───── RECORDS SUPPLIED
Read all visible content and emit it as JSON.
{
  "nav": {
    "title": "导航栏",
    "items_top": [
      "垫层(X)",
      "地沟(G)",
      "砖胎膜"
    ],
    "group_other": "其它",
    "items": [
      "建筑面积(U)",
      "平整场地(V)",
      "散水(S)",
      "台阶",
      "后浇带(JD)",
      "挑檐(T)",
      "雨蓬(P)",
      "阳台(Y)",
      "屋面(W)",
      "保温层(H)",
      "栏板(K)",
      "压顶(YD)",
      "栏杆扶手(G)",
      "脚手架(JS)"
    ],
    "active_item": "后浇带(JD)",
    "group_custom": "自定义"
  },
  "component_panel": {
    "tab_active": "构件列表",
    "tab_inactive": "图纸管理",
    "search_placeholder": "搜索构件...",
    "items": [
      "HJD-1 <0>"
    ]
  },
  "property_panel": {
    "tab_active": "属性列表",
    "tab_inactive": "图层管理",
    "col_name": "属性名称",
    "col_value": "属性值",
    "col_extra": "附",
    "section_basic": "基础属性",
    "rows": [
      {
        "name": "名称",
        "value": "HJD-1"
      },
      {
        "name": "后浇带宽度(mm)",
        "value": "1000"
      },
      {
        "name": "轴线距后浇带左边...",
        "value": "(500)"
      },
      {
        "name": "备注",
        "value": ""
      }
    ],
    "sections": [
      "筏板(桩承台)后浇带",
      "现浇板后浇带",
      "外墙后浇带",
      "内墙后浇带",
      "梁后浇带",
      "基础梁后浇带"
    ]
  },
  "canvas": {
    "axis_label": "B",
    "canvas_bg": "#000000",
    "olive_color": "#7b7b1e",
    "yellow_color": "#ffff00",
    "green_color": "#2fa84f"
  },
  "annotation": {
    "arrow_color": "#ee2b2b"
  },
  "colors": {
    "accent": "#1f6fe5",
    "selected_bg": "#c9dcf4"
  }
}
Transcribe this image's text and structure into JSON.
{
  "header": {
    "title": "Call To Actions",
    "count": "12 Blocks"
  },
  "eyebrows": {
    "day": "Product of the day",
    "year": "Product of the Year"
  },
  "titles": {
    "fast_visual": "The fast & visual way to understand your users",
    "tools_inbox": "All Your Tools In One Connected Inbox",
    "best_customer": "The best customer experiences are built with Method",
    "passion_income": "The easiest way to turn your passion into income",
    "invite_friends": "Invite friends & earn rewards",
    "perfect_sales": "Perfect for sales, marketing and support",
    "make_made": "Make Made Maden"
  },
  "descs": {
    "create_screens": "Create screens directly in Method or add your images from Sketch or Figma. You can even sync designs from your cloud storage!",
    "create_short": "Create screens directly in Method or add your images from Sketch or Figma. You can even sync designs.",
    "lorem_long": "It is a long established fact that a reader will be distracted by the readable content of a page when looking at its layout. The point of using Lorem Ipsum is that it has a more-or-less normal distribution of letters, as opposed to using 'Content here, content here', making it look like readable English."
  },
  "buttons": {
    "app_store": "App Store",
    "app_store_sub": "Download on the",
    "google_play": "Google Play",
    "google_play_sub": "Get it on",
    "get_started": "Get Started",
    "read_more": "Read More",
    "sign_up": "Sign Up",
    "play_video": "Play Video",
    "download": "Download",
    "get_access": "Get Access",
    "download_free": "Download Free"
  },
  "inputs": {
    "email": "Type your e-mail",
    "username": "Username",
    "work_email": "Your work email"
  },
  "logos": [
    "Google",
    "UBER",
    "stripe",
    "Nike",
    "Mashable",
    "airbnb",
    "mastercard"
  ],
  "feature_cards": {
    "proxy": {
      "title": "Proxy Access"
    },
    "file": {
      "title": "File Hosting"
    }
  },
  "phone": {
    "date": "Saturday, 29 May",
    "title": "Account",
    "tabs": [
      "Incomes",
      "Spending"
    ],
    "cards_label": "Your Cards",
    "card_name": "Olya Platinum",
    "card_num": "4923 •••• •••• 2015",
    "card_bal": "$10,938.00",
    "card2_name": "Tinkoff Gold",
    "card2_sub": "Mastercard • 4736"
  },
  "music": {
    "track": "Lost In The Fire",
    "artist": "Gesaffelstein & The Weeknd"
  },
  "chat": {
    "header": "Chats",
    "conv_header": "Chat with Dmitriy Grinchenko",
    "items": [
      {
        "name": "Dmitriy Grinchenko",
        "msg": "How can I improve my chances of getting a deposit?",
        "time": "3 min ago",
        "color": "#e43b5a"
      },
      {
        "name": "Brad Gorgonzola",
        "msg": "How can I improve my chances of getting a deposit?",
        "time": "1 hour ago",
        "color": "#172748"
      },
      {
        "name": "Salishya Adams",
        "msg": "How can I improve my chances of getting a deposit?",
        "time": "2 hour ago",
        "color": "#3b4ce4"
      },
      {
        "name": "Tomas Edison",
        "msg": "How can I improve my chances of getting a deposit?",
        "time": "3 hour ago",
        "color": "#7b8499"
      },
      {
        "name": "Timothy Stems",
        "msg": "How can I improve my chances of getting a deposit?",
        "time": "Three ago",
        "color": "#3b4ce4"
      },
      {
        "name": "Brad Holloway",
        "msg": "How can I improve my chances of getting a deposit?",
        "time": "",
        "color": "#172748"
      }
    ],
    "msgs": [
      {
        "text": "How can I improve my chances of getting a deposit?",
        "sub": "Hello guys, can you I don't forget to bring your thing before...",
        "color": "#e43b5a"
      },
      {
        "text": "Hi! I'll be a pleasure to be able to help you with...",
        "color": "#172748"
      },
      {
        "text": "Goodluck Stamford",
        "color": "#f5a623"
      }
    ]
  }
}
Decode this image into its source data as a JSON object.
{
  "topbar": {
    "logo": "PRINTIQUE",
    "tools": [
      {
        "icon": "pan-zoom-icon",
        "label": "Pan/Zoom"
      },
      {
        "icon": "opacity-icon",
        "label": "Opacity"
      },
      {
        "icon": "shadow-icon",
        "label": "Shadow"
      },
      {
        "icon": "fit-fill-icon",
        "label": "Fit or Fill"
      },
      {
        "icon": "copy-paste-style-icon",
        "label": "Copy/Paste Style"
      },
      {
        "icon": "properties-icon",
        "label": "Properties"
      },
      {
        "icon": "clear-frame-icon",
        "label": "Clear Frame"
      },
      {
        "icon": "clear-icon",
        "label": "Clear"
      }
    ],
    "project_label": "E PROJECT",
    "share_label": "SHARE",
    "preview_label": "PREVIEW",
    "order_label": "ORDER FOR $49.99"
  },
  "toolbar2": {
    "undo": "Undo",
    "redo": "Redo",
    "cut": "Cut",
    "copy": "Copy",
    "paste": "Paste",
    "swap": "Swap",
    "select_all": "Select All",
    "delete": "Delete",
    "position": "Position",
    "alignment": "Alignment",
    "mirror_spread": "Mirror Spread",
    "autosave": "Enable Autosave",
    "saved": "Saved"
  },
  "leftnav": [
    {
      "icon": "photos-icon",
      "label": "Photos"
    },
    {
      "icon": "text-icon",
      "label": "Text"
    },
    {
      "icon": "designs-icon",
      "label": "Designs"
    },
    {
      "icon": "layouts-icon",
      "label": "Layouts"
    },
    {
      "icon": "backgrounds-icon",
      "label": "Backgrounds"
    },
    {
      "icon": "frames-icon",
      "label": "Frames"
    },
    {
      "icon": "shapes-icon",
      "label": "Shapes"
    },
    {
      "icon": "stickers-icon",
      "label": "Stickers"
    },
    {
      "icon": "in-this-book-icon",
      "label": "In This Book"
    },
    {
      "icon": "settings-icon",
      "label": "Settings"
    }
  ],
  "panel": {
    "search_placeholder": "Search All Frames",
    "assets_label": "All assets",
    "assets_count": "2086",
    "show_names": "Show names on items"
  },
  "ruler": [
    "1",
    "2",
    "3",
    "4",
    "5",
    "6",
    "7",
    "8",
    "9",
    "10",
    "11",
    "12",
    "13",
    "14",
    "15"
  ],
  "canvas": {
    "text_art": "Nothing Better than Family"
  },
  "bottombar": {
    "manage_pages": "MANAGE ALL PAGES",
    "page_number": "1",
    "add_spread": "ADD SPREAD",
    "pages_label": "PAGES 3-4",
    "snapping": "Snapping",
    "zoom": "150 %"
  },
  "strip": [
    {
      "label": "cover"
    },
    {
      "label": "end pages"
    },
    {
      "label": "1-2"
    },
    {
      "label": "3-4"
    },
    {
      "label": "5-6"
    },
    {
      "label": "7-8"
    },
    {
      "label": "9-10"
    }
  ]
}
──────────
EXERCISE DIRECTIONS:
State the number of lines holding the word "Access" in the listing. Add nothing else.

RESPONSE TO THE EXERCISE:
2